Task directions.
Could you extract every entry below and reproduce it exactly?

Records supplied.
┄┄┄┄┄┄┄┄┄┄
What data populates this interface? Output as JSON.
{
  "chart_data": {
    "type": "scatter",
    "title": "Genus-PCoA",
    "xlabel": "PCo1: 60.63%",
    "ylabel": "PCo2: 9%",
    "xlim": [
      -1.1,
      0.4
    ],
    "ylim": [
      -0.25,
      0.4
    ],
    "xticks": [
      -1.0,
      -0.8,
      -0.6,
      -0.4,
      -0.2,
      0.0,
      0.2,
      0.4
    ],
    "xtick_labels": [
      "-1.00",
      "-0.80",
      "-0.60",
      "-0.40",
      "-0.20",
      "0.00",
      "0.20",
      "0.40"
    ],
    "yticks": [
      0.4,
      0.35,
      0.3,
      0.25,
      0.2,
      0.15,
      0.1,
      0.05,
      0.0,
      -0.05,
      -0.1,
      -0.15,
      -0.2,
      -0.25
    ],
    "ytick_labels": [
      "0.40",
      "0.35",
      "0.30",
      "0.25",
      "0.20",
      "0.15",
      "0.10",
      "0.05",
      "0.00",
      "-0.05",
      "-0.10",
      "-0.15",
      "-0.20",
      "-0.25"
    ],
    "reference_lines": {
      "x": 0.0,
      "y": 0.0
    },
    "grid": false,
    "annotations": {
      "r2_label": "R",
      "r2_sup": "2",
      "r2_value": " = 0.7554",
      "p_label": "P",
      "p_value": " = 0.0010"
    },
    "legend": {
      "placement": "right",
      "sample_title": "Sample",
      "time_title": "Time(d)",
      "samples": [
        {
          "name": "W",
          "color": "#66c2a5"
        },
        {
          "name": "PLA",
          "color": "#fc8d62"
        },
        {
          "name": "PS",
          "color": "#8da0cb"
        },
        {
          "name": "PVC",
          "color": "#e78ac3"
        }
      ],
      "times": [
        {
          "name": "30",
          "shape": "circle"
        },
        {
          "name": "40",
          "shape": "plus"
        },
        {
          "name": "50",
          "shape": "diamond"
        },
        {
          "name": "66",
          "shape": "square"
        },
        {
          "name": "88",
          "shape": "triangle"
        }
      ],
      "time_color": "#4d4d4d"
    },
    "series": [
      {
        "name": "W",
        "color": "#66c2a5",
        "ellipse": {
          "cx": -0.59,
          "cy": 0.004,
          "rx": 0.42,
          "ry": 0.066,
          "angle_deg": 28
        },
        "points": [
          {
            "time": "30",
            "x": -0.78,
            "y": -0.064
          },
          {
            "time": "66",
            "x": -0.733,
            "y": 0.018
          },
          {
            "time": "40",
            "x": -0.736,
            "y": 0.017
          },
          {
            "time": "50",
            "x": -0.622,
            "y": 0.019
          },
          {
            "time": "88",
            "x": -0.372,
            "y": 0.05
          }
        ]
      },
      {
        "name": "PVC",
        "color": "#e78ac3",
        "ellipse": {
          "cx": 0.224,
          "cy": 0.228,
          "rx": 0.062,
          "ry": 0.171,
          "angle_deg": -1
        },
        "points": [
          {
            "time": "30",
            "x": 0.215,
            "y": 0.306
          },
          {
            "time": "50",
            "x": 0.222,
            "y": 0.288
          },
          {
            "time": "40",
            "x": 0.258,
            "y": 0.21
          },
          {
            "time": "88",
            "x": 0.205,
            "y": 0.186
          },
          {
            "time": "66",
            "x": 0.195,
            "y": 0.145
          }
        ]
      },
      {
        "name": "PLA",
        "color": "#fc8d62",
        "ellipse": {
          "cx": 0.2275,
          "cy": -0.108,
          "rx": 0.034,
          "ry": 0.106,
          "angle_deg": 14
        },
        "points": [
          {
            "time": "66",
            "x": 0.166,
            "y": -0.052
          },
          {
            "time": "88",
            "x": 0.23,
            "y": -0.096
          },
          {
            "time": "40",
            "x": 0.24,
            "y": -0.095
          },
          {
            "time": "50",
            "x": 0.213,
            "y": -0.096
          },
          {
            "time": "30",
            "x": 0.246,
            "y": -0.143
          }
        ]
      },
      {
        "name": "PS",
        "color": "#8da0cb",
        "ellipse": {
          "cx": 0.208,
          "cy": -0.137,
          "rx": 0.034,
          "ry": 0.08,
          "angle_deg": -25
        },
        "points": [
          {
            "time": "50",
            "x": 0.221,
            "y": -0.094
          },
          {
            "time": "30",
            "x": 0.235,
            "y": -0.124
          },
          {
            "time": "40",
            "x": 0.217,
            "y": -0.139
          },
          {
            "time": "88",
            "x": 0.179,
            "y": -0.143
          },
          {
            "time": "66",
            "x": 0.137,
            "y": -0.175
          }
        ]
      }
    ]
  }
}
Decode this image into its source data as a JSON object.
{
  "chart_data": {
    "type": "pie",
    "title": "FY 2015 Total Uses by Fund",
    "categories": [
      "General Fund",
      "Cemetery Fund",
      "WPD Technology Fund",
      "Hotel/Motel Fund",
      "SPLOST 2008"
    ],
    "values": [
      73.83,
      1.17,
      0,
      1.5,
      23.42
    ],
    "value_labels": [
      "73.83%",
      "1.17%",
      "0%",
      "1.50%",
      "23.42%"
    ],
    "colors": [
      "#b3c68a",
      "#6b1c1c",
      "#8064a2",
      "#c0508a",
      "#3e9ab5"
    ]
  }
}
┄┄┄┄┄┄┄┄┄┄
Response to this exercise.
What data populates this interface? Output as JSON.
{
  "chart_data": {
    "type": "scatter",
    "title": "Genus-PCoA",
    "xlabel": "PCo1: 60.63%",
    "ylabel": "PCo2: 9%",
    "xlim": [
      -1.1,
      0.4
    ],
    "ylim": [
      -0.25,
      0.4
    ],
    "xticks": [
      -1.0,
      -0.8,
      -0.6,
      -0.4,
      -0.2,
      0.0,
      0.2,
      0.4
    ],
    "xtick_labels": [
      "-1.00",
      "-0.80",
      "-0.60",
      "-0.40",
      "-0.20",
      "0.00",
      "0.20",
      "0.40"
    ],
    "yticks": [
      0.4,
      0.35,
      0.3,
      0.25,
      0.2,
      0.15,
      0.1,
      0.05,
      0.0,
      -0.05,
      -0.1,
      -0.15,
      -0.2,
      -0.25
    ],
    "ytick_labels": [
      "0.40",
      "0.35",
      "0.30",
      "0.25",
      "0.20",
      "0.15",
      "0.10",
      "0.05",
      "0.00",
      "-0.05",
      "-0.10",
      "-0.15",
      "-0.20",
      "-0.25"
    ],
    "reference_lines": {
      "x": 0.0,
      "y": 0.0
    },
    "grid": false,
    "annotations": {
      "r2_label": "R",
      "r2_sup": "2",
      "r2_value": " = 0.7554",
      "p_label": "P",
      "p_value": " = 0.0010"
    },
    "legend": {
      "placement": "right",
      "sample_title": "Sample",
      "time_title": "Time(d)",
      "samples": [
        {
          "name": "W",
          "color": "#66c2a5"
        },
        {
          "name": "PLA",
          "color": "#fc8d62"
        },
        {
          "name": "PS",
          "color": "#8da0cb"
        },
        {
          "name": "PVC",
          "color": "#e78ac3"
        }
      ],
      "times": [
        {
          "name": "30",
          "shape": "circle"
        },
        {
          "name": "40",
          "shape": "plus"
        },
        {
          "name": "50",
          "shape": "diamond"
        },
        {
          "name": "66",
          "shape": "square"
        },
        {
          "name": "88",
          "shape": "triangle"
        }
      ],
      "time_color": "#4d4d4d"
    },
    "series": [
      {
        "name": "W",
        "color": "#66c2a5",
        "ellipse": {
          "cx": -0.59,
          "cy": 0.004,
          "rx": 0.42,
          "ry": 0.066,
          "angle_deg": 28
        },
        "points": [
          {
            "time": "30",
            "x": -0.78,
            "y": -0.064
          },
          {
            "time": "66",
            "x": -0.733,
            "y": 0.018
          },
          {
            "time": "40",
            "x": -0.736,
            "y": 0.017
          },
          {
            "time": "50",
            "x": -0.622,
            "y": 0.019
          },
          {
            "time": "88",
            "x": -0.372,
            "y": 0.05
          }
        ]
      },
      {
        "name": "PVC",
        "color": "#e78ac3",
        "ellipse": {
          "cx": 0.224,
          "cy": 0.228,
          "rx": 0.062,
          "ry": 0.171,
          "angle_deg": -1
        },
        "points": [
          {
            "time": "30",
            "x": 0.215,
            "y": 0.306
          },
          {
            "time": "50",
            "x": 0.222,
            "y": 0.288
          },
          {
            "time": "40",
            "x": 0.258,
            "y": 0.21
          },
          {
            "time": "88",
            "x": 0.205,
            "y": 0.186
          },
          {
            "time": "66",
            "x": 0.195,
            "y": 0.145
          }
        ]
      },
      {
        "name": "PLA",
        "color": "#fc8d62",
        "ellipse": {
          "cx": 0.2275,
          "cy": -0.108,
          "rx": 0.034,
          "ry": 0.106,
          "angle_deg": 14
        },
        "points": [
          {
            "time": "66",
            "x": 0.166,
            "y": -0.052
          },
          {
            "time": "88",
            "x": 0.23,
            "y": -0.096
          },
          {
            "time": "40",
            "x": 0.24,
            "y": -0.095
          },
          {
            "time": "50",
            "x": 0.213,
            "y": -0.096
          },
          {
            "time": "30",
            "x": 0.246,
            "y": -0.143
          }
        ]
      },
      {
        "name": "PS",
        "color": "#8da0cb",
        "ellipse": {
          "cx": 0.208,
          "cy": -0.137,
          "rx": 0.034,
          "ry": 0.08,
          "angle_deg": -25
        },
        "points": [
          {
            "time": "50",
            "x": 0.221,
            "y": -0.094
          },
          {
            "time": "30",
            "x": 0.235,
            "y": -0.124
          },
          {
            "time": "40",
            "x": 0.217,
            "y": -0.139
          },
          {
            "time": "88",
            "x": 0.179,
            "y": -0.143
          },
          {
            "time": "66",
            "x": 0.137,
            "y": -0.175
          }
        ]
      }
    ]
  }
}
Decode this image into its source data as a JSON object.
{
  "chart_data": {
    "type": "pie",
    "title": "FY 2015 Total Uses by Fund",
    "categories": [
      "General Fund",
      "Cemetery Fund",
      "WPD Technology Fund",
      "Hotel/Motel Fund",
      "SPLOST 2008"
    ],
    "values": [
      73.83,
      1.17,
      0,
      1.5,
      23.42
    ],
    "value_labels": [
      "73.83%",
      "1.17%",
      "0%",
      "1.50%",
      "23.42%"
    ],
    "colors": [
      "#b3c68a",
      "#6b1c1c",
      "#8064a2",
      "#c0508a",
      "#3e9ab5"
    ]
  }
}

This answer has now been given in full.